REQUIRED WORK: Sift the listing for lines that hold the string "ornare" and pull them out.

RECORDS SUPPLIED:
-=-=-=-=-

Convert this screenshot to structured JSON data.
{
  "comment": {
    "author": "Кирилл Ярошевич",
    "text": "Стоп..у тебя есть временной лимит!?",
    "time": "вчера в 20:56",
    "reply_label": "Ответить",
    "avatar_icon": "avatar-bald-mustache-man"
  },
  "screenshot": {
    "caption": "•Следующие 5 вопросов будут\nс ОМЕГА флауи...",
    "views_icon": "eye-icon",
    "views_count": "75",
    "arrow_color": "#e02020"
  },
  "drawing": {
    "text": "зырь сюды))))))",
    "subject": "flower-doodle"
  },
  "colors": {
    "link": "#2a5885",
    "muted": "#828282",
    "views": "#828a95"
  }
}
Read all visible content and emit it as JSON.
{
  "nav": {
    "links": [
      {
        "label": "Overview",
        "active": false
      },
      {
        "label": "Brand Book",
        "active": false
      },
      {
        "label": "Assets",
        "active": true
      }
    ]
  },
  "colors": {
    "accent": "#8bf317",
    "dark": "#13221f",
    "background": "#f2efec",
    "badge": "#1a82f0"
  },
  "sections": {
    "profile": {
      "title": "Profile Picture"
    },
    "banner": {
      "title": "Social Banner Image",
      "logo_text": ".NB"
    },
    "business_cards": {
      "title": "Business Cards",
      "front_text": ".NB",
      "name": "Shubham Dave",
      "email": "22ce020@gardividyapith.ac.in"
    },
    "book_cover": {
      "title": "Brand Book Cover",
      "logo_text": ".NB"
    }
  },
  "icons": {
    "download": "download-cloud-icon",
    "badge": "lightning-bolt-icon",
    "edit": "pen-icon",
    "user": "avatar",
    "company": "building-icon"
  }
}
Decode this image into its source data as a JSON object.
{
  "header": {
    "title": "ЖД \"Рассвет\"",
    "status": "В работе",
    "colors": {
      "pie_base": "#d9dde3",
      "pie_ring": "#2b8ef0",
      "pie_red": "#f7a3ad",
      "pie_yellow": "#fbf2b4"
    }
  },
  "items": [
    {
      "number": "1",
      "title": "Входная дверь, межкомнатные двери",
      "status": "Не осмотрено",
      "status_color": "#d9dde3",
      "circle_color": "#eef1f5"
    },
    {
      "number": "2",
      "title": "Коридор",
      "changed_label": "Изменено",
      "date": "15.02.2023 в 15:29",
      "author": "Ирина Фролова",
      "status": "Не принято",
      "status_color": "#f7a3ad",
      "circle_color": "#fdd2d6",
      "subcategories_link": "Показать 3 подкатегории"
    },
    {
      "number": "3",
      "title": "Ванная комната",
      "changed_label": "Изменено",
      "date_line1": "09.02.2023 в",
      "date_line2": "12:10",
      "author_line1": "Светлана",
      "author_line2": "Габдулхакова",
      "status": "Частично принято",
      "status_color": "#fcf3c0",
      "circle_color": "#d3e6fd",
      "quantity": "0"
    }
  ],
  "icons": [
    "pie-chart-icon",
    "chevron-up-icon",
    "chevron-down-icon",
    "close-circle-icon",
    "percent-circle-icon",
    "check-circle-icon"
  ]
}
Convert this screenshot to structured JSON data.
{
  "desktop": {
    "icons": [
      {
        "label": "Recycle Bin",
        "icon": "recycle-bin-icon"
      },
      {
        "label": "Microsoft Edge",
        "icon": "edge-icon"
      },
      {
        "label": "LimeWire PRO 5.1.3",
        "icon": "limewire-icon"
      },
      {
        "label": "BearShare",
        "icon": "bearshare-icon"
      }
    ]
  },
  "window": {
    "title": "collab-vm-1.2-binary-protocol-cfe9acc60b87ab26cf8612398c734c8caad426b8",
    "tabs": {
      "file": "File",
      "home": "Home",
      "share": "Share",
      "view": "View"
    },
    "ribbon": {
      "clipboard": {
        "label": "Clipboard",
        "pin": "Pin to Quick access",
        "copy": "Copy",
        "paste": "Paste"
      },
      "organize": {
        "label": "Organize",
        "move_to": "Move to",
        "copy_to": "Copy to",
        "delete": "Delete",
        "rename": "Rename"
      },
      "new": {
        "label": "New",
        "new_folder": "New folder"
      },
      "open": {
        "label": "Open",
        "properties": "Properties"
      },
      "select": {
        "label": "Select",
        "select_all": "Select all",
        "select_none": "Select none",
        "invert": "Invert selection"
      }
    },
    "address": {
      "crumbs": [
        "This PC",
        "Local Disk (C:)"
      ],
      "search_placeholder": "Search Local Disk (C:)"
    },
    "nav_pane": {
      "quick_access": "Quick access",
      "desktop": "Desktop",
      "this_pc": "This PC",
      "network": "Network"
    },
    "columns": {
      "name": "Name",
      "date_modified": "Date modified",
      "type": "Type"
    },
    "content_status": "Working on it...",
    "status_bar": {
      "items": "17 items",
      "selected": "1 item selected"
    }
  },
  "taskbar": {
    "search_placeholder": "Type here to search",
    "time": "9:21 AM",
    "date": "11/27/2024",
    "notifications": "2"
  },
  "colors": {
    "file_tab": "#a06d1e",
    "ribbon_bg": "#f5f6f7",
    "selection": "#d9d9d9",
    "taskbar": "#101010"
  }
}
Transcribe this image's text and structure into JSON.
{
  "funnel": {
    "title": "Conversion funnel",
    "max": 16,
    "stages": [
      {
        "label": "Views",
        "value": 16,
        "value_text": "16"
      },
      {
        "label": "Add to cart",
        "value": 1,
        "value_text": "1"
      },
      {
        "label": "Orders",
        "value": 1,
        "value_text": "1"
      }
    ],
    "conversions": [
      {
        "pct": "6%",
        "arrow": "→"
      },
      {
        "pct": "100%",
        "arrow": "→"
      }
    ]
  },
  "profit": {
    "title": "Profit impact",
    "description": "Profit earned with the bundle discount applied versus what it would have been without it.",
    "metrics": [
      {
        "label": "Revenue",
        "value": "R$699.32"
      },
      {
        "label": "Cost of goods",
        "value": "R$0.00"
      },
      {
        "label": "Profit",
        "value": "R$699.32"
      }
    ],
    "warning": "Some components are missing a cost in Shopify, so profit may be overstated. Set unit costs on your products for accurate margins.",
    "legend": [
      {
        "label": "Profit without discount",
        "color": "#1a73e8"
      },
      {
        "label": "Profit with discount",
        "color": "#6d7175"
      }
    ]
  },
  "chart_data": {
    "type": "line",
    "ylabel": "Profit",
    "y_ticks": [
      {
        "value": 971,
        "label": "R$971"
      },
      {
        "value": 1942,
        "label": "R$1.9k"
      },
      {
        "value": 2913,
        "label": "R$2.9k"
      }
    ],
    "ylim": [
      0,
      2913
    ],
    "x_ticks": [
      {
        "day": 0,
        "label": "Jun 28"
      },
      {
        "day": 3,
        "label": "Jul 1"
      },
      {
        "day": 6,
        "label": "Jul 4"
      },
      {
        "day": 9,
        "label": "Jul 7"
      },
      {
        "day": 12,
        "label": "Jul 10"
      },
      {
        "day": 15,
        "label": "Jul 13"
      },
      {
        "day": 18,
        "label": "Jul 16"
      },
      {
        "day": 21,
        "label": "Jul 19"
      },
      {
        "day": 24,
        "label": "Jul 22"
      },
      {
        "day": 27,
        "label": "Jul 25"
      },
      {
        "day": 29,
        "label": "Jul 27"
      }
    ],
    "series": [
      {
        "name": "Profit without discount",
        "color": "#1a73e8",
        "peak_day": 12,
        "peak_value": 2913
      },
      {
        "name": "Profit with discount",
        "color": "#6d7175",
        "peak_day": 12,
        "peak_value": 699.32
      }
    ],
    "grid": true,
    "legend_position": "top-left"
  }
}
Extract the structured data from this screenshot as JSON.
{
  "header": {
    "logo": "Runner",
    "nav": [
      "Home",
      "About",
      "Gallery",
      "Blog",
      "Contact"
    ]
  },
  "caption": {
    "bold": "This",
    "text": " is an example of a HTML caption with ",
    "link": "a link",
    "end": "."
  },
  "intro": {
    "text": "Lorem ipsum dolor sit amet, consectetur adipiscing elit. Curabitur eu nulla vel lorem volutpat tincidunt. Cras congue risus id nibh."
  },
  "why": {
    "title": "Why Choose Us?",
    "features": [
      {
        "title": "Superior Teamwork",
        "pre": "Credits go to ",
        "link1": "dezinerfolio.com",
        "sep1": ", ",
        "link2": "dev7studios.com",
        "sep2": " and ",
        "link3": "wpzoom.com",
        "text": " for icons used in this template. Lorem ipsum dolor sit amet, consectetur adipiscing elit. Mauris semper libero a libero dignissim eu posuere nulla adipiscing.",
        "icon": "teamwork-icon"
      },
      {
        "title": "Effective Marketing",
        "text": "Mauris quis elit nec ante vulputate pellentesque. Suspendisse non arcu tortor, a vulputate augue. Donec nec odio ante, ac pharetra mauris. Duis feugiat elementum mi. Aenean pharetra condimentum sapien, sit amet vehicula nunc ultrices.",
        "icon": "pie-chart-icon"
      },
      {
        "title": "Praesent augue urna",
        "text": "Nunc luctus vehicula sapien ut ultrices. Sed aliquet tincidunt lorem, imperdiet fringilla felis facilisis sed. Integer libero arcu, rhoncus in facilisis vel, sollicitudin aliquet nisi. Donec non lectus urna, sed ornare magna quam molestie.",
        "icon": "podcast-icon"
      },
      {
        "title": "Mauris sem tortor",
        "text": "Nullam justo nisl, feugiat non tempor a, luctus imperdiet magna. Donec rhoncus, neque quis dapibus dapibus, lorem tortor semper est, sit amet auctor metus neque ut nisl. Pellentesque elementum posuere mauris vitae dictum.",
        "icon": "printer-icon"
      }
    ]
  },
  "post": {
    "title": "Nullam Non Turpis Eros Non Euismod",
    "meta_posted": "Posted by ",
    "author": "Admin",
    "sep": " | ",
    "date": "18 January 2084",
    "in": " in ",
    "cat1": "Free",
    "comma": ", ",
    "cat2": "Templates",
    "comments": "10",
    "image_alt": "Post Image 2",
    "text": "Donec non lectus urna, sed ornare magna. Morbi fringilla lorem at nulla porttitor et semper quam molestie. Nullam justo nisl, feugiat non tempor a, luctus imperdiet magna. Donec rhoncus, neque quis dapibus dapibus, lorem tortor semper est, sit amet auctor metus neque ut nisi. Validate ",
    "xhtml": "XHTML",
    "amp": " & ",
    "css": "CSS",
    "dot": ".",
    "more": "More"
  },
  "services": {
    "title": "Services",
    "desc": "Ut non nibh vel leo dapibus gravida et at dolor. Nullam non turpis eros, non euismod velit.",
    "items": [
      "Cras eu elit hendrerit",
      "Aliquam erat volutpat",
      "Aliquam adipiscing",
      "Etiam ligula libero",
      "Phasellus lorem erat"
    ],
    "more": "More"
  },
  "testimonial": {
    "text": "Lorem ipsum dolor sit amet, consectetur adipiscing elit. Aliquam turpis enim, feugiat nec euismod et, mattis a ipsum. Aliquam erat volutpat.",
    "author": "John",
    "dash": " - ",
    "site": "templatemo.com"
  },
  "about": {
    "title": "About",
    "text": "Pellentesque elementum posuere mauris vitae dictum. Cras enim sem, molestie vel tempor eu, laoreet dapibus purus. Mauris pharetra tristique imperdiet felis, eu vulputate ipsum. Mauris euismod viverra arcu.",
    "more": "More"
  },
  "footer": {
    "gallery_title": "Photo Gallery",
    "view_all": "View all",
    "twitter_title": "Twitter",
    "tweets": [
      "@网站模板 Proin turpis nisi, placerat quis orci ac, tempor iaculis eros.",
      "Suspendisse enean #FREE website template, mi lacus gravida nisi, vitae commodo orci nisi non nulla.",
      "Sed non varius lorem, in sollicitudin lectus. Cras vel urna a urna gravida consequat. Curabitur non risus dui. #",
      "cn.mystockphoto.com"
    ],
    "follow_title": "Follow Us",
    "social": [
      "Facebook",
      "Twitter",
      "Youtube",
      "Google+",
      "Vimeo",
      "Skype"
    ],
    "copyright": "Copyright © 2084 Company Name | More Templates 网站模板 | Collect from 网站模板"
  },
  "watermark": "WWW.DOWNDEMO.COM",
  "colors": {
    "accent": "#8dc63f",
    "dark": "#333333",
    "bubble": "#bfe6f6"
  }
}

-=-=-=-=-

SOLUTION:
        "text": "Nunc luctus vehicula sapien ut ultrices. Sed aliquet tincidunt lorem, imperdiet fringilla felis facilisis sed. Integer libero arcu, rhoncus in facilisis vel, sollicitudin aliquet nisi. Donec non lectus urna, sed ornare magna quam molestie.",
    "text": "Donec non lectus urna, sed ornare magna. Morbi fringilla lorem at nulla porttitor et semper quam molestie. Nullam justo nisl, feugiat non tempor a, luctus imperdiet magna. Donec rhoncus, neque quis dapibus dapibus, lorem tortor semper est, sit amet auctor metus neque ut nisi. Validate ",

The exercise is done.